Data provided -

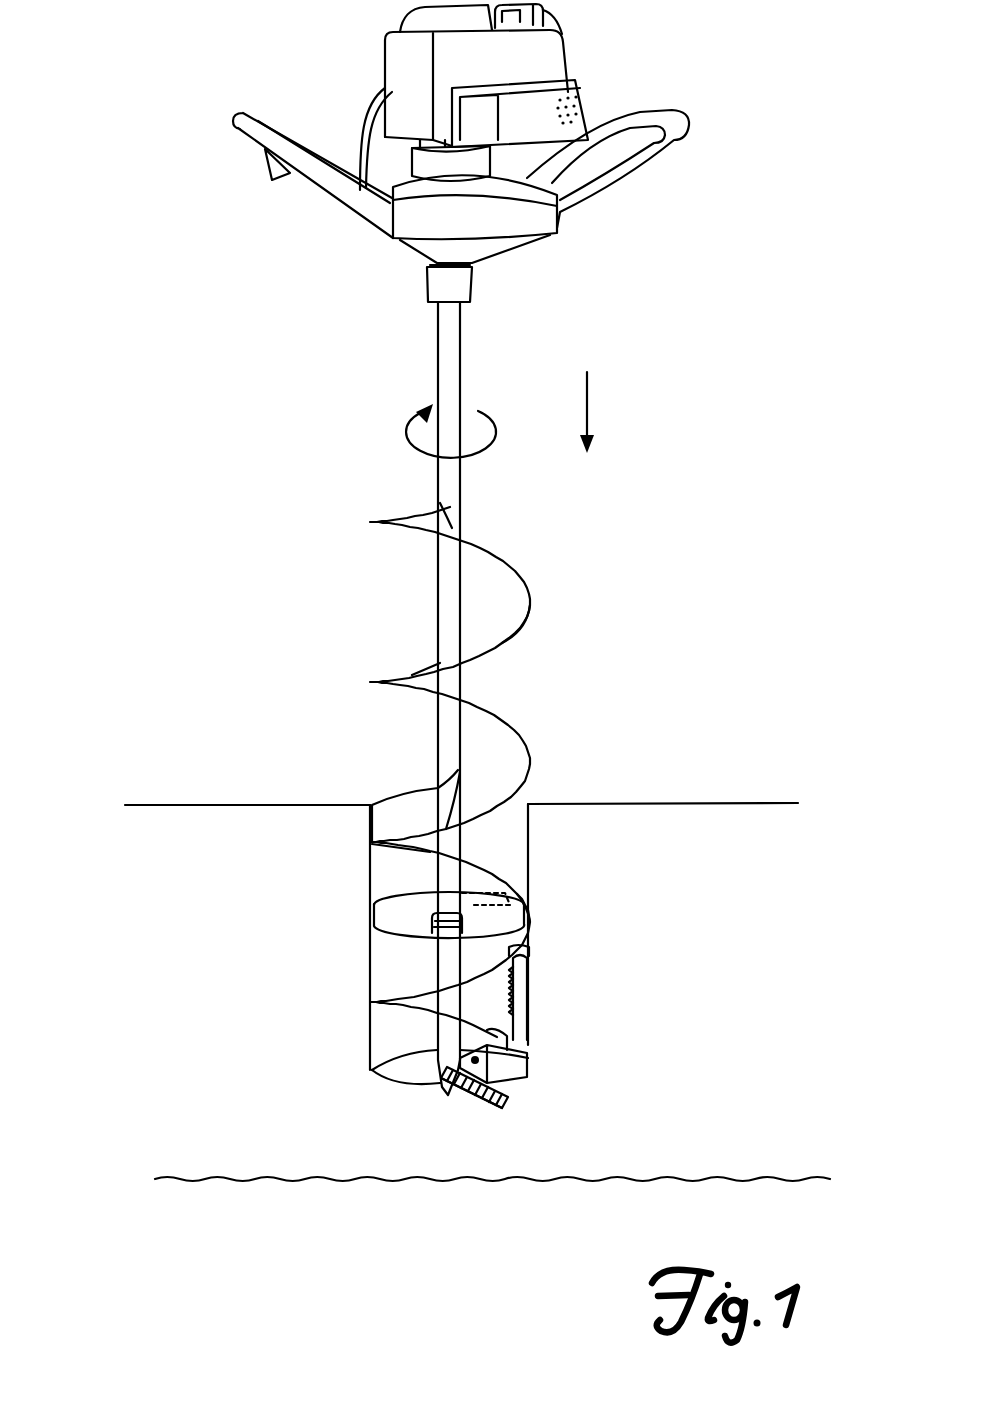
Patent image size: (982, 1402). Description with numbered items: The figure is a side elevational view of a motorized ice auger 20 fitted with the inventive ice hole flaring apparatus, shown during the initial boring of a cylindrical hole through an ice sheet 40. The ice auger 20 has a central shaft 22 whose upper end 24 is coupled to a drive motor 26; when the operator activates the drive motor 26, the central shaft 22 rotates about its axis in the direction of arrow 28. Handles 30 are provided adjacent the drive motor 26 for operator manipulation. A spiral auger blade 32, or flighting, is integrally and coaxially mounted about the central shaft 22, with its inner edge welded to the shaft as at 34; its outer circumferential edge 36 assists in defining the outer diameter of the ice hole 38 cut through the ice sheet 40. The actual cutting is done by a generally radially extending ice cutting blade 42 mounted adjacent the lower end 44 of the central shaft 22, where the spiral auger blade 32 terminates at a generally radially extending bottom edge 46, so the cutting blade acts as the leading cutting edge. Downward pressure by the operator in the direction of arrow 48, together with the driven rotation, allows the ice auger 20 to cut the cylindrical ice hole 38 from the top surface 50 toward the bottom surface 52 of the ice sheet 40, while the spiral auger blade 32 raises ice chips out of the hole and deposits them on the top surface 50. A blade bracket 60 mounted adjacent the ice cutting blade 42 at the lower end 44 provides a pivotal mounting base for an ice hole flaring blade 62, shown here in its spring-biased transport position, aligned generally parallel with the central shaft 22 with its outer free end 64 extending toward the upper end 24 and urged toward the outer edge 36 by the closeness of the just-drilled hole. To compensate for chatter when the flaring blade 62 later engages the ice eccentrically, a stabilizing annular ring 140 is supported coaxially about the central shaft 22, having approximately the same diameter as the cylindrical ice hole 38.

The ice auger 20 is at (658, 247).
The central shaft 22 is at (450, 478).
The upper end 24 is at (465, 305).
The drive motor 26 is at (538, 58).
The arrow 28 is at (407, 445).
The handles 30 is at (312, 175).
The spiral auger blade 32 is at (517, 597).
The weld 34 is at (440, 763).
The outer circumferential edge 36 is at (507, 640).
The ice hole 38 is at (378, 800).
The ice sheet 40 is at (710, 862).
The ice cutting blade 42 is at (483, 1105).
The lower end 44 is at (440, 1077).
The bottom edge 46 is at (503, 1106).
The arrow 48 is at (592, 393).
The top surface 50 is at (605, 802).
The bottom surface 52 is at (575, 1182).
The blade bracket 60 is at (525, 1065).
The ice hole flaring blade 62 is at (522, 998).
The outer free end 64 is at (520, 942).
The annular ring 140 is at (395, 923).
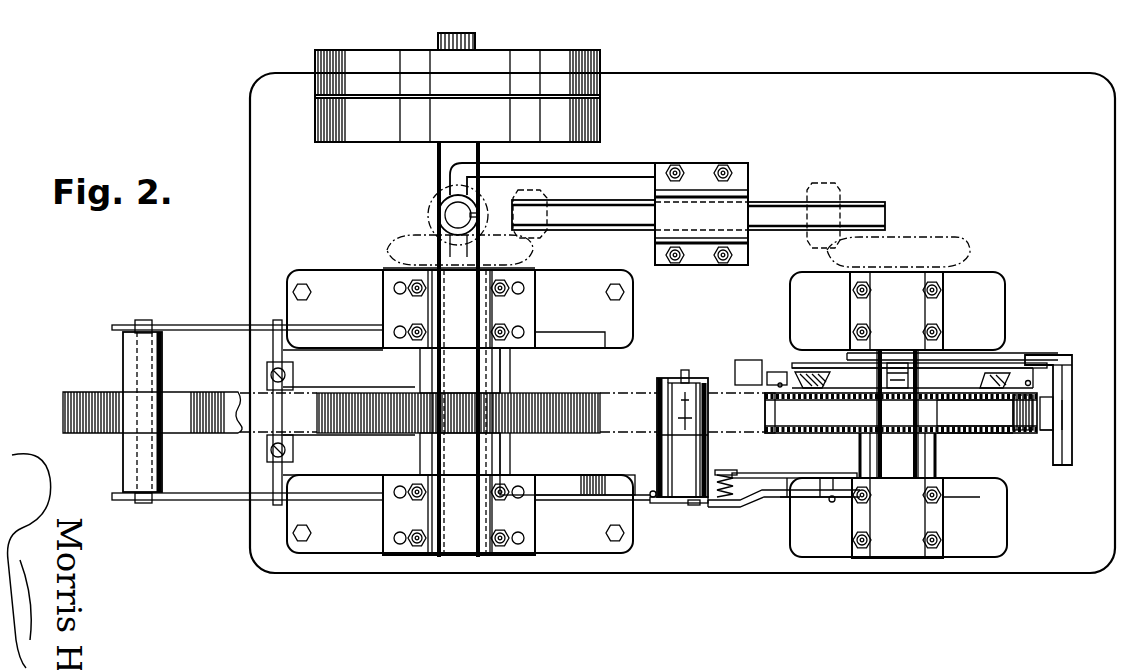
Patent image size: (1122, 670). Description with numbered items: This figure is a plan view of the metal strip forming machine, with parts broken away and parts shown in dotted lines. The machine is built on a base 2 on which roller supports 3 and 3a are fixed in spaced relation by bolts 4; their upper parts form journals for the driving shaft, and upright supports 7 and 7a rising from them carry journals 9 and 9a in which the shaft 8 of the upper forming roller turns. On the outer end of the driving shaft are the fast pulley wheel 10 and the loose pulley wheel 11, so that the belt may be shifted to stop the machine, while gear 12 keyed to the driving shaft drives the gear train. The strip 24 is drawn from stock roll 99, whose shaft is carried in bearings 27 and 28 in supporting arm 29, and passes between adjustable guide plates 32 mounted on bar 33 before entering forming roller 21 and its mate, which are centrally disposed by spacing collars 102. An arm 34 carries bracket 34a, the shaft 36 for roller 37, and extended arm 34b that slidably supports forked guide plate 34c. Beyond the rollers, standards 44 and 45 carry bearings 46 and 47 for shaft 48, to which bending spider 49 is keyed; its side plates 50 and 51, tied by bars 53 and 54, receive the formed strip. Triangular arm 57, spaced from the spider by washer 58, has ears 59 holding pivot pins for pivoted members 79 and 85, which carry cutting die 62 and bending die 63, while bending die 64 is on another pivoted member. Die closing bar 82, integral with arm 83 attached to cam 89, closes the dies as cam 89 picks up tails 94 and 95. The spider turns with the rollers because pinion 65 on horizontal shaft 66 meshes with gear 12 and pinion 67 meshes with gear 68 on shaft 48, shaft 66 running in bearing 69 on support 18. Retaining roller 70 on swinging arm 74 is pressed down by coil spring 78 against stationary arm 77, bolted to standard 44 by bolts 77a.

The base 2 is at (250, 186).
The roller support 3 is at (580, 485).
The roller support 3a is at (440, 158).
The bolts 4 is at (300, 286).
The upright support 7 is at (508, 476).
The upright support 7a is at (510, 348).
The shaft 8 is at (478, 557).
The journal 9 is at (448, 514).
The journal 9a is at (459, 309).
The pulley wheel 10 is at (315, 123).
The pulley wheel 11 is at (409, 56).
The gear 12 is at (398, 238).
The support 18 is at (613, 168).
The forming roller 21 is at (583, 392).
The strip 24 is at (235, 390).
The bearing 27 is at (140, 505).
The bearing 28 is at (143, 320).
The supporting arm 29 is at (183, 325).
The guide plates 32 is at (308, 390).
The bar 33 is at (273, 335).
The arm 34 is at (678, 503).
The bracket 34a is at (672, 378).
The extended arm 34b is at (688, 370).
The forked guide plate 34c is at (702, 436).
The shaft 36 is at (698, 503).
The roller 37 is at (665, 448).
The standard 44 is at (833, 490).
The standard 45 is at (840, 343).
The bearing 46 is at (943, 520).
The bearing 47 is at (908, 305).
The shaft 48 is at (900, 560).
The bending spider 49 is at (1022, 432).
The side plate 50 is at (990, 433).
The side plate 51 is at (975, 413).
The bar 53 is at (765, 416).
The bar 54 is at (1045, 430).
The triangular arm 57 is at (990, 330).
The washer 58 is at (938, 386).
The ears 59 is at (790, 370).
The cutting die 62 is at (735, 372).
The bending die 63 is at (1030, 435).
The bending die 64 is at (883, 376).
The pinion 65 is at (530, 190).
The horizontal shaft 66 is at (575, 215).
The pinion 67 is at (830, 183).
The gear 68 is at (955, 246).
The bearing 69 is at (770, 214).
The retaining roller 70 is at (895, 445).
The swinging arm 74 is at (776, 474).
The stationary arm 77 is at (775, 498).
The bolts 77a is at (828, 500).
The coil spring 78 is at (735, 500).
The pivoted member 79 is at (775, 372).
The die closing bar 82 is at (1072, 410).
The arm 83 is at (1040, 355).
The pivoted member 85 is at (1058, 420).
The cam 89 is at (808, 363).
The tail 94 is at (823, 380).
The tail 95 is at (1065, 360).
The stock roll 99 is at (170, 432).
The spacing collars 102 is at (438, 369).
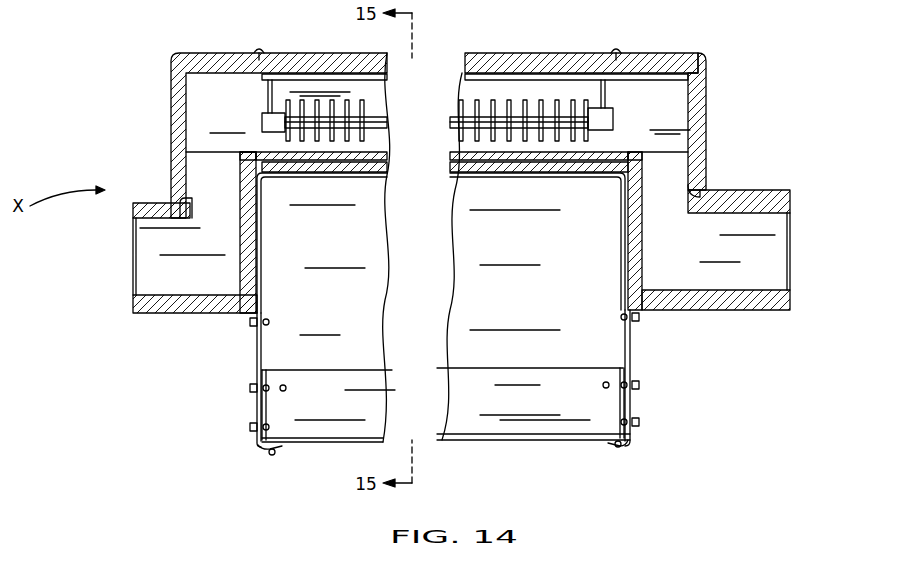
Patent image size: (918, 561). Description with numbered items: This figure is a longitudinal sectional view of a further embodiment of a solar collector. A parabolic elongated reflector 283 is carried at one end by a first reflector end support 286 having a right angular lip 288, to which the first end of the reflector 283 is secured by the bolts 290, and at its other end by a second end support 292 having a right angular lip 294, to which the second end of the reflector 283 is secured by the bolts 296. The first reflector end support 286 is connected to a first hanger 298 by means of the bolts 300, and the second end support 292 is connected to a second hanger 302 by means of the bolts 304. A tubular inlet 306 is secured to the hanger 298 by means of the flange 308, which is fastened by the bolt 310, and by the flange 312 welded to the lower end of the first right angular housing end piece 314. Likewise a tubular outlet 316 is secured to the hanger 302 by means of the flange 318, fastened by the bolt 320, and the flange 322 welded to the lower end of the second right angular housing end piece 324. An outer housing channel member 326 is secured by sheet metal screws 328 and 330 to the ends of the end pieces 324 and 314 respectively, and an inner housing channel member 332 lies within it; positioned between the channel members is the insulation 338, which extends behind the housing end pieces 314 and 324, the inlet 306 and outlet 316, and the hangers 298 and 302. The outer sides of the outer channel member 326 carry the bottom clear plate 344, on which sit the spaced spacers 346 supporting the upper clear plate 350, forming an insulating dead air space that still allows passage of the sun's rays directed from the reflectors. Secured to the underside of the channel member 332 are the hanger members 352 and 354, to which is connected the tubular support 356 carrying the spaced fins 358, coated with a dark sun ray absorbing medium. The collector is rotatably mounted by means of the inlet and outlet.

The parabolic elongated reflector 283 is at (343, 390).
The first reflector end support 286 is at (268, 410).
The right angular lip 288 is at (282, 446).
The bolts 290 is at (287, 388).
The second end support 292 is at (615, 410).
The right angular lip 294 is at (610, 445).
The bolts 296 is at (605, 384).
The first hanger 298 is at (259, 247).
The bolts 300 is at (252, 427).
The second hanger 302 is at (624, 253).
The bolts 304 is at (642, 422).
The tubular inlet 306 is at (152, 203).
The flange 308 is at (252, 325).
The bolt 310 is at (262, 322).
The flange 312 is at (188, 202).
The first right angular housing end piece 314 is at (213, 52).
The tubular outlet 316 is at (746, 190).
The flange 318 is at (640, 322).
The bolt 320 is at (630, 318).
The flange 322 is at (693, 188).
The second right angular housing end piece 324 is at (707, 94).
The outer housing channel member 326 is at (297, 74).
The sheet metal screw 328 is at (616, 51).
The sheet metal screw 330 is at (262, 50).
The inner housing channel member 332 is at (388, 90).
The insulation 338 is at (504, 62).
The bottom clear plate 344 is at (391, 165).
The spacers 346 is at (246, 154).
The upper clear plate 350 is at (390, 154).
The hanger member 352 is at (268, 94).
The hanger member 354 is at (606, 88).
The tubular support 356 is at (553, 130).
The fins 358 is at (511, 137).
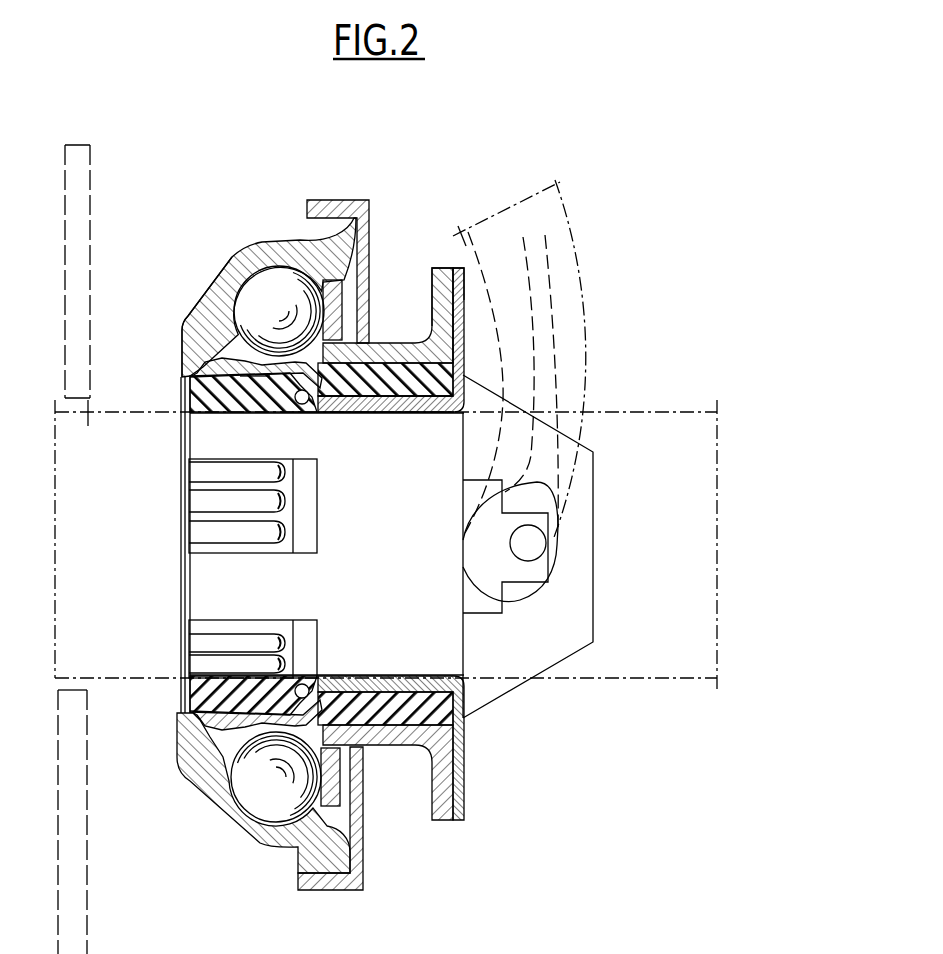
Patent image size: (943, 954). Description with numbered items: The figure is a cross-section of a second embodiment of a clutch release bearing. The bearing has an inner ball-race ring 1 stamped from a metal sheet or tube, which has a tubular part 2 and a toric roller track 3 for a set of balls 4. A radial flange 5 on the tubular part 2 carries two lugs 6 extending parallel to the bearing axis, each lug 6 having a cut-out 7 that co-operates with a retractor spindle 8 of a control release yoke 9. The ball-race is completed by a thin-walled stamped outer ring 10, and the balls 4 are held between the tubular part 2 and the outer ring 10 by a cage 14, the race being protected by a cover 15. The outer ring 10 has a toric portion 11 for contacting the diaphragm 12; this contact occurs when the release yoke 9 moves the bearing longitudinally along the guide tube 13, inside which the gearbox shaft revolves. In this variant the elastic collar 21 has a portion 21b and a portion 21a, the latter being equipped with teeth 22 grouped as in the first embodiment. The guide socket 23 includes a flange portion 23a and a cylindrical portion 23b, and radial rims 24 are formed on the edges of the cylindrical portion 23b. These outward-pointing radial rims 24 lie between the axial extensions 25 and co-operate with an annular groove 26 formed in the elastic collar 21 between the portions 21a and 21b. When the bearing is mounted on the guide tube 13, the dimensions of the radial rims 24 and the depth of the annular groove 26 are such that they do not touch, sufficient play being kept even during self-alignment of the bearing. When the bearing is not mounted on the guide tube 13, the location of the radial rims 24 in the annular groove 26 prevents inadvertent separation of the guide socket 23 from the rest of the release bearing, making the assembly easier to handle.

The inner ball-race ring 1 is at (388, 284).
The tubular part 2 is at (388, 284).
The toric roller track 3 is at (252, 363).
The balls 4 is at (270, 290).
The radial flange 5 is at (437, 272).
The lugs 6 is at (573, 632).
The cut-out 7 is at (550, 578).
The retractor spindle 8 is at (537, 545).
The control release yoke 9 is at (548, 333).
The outer ring 10 is at (257, 297).
The toric portion 11 is at (190, 330).
The diaphragm 12 is at (78, 215).
The guide tube 13 is at (102, 436).
The cage 14 is at (343, 293).
The cover 15 is at (336, 201).
The elastic collar 21 is at (253, 412).
The portion of the elastic collar 21a is at (250, 412).
The portion of the elastic collar 21b is at (366, 380).
The teeth 22 is at (197, 532).
The guide socket 23 is at (421, 347).
The flange portion 23a is at (468, 304).
The cylindrical portion 23b is at (426, 404).
The radial rims 24 is at (298, 412).
The axial extensions 25 is at (197, 452).
The annular groove 26 is at (307, 404).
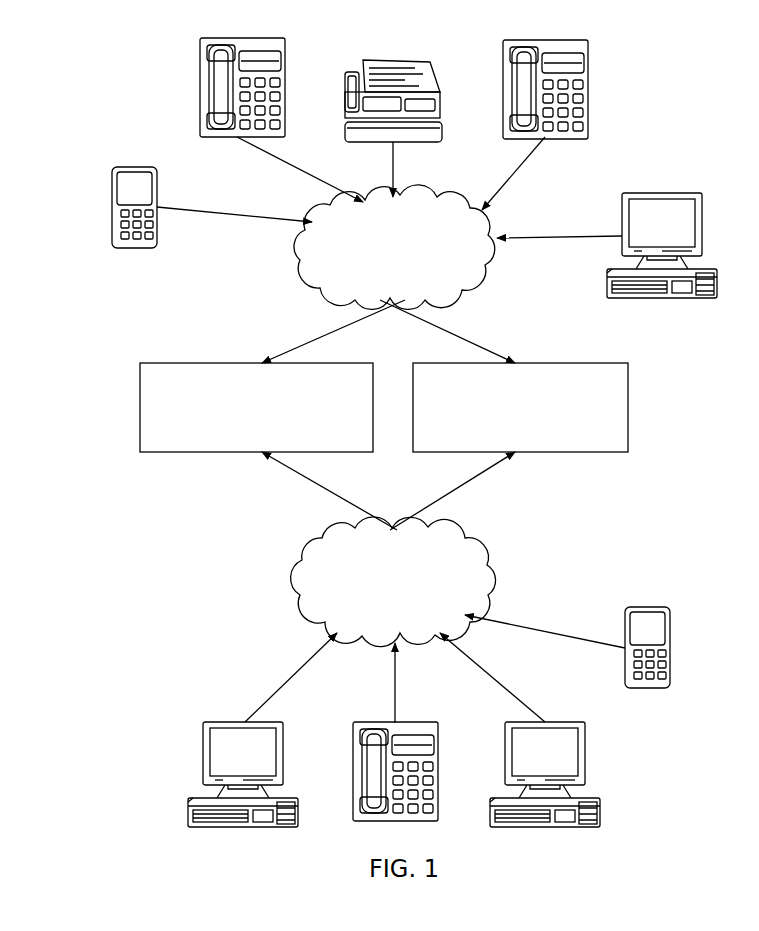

Work required - Can you print, word for word, the lines from the one containing "Patent image size: (943, 954)." up to and including the one containing "The balls 4 is at (270, 290)."?

Exercise response -
Patent image size: (943, 954). Description with numbered items: The figure is a cross-section of a second embodiment of a clutch release bearing. The bearing has an inner ball-race ring 1 stamped from a metal sheet or tube, which has a tubular part 2 and a toric roller track 3 for a set of balls 4. A radial flange 5 on the tubular part 2 carries two lugs 6 extending parallel to the bearing axis, each lug 6 having a cut-out 7 that co-operates with a retractor spindle 8 of a control release yoke 9. The ball-race is completed by a thin-walled stamped outer ring 10, and the balls 4 are held between the tubular part 2 and the outer ring 10 by a cage 14, the race being protected by a cover 15. The outer ring 10 has a toric portion 11 for contacting the diaphragm 12; this contact occurs when the release yoke 9 moves the bearing longitudinally along the guide tube 13, inside which the gearbox shaft revolves. In this variant the elastic collar 21 has a portion 21b and a portion 21a, the latter being equipped with teeth 22 grouped as in the first embodiment. The guide socket 23 includes a flange portion 23a and a cylindrical portion 23b, and radial rims 24 are formed on the edges of the cylindrical portion 23b. These outward-pointing radial rims 24 lie between the axial extensions 25 and co-operate with an annular groove 26 formed in the elastic collar 21 between the portions 21a and 21b. When the bearing is mounted on the guide tube 13, the dimensions of the radial rims 24 and the depth of the annular groove 26 are such that they do not touch, sufficient play being kept even during self-alignment of the bearing. When the bearing is not mounted on the guide tube 13, the location of the radial rims 24 in the annular groove 26 prevents inadvertent separation of the guide socket 23 from the rest of the release bearing, making the assembly easier to handle.

The inner ball-race ring 1 is at (388, 284).
The tubular part 2 is at (388, 284).
The toric roller track 3 is at (252, 363).
The balls 4 is at (270, 290).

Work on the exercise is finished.